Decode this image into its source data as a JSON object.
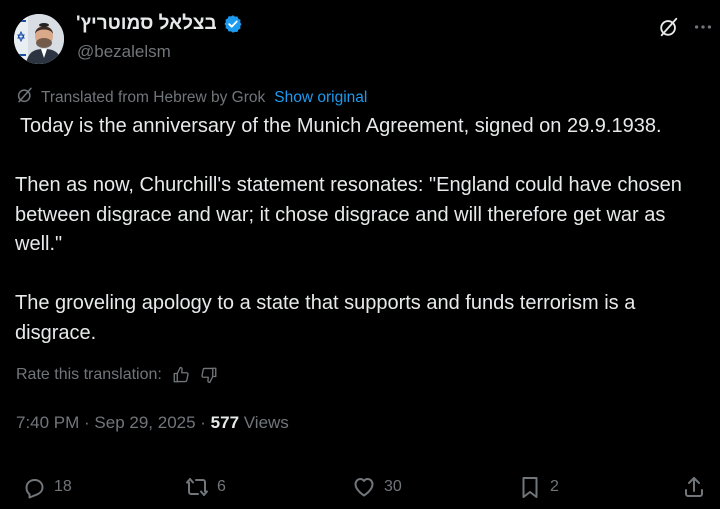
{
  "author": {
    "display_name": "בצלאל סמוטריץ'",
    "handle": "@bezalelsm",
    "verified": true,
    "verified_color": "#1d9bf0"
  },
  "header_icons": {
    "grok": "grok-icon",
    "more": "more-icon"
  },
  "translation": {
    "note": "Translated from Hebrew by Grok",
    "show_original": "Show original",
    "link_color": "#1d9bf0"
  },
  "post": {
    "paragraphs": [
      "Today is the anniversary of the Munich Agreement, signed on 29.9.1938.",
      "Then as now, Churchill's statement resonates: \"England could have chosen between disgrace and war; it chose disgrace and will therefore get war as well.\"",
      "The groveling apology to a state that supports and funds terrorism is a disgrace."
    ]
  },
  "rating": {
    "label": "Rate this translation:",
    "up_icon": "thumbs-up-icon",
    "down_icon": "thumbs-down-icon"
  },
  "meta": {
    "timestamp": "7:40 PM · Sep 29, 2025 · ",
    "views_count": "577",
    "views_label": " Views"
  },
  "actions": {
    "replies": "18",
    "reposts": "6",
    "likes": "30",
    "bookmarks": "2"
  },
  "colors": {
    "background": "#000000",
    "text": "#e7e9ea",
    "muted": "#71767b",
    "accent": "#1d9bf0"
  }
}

☆ ☆ ☆ ☆

Required task — Pick each line holding the word "disgrace" out of the listing.

Response to this task —
      "Then as now, Churchill's statement resonates: \"England could have chosen between disgrace and war; it chose disgrace and will therefore get war as well.\"",
      "The groveling apology to a state that supports and funds terrorism is a disgrace."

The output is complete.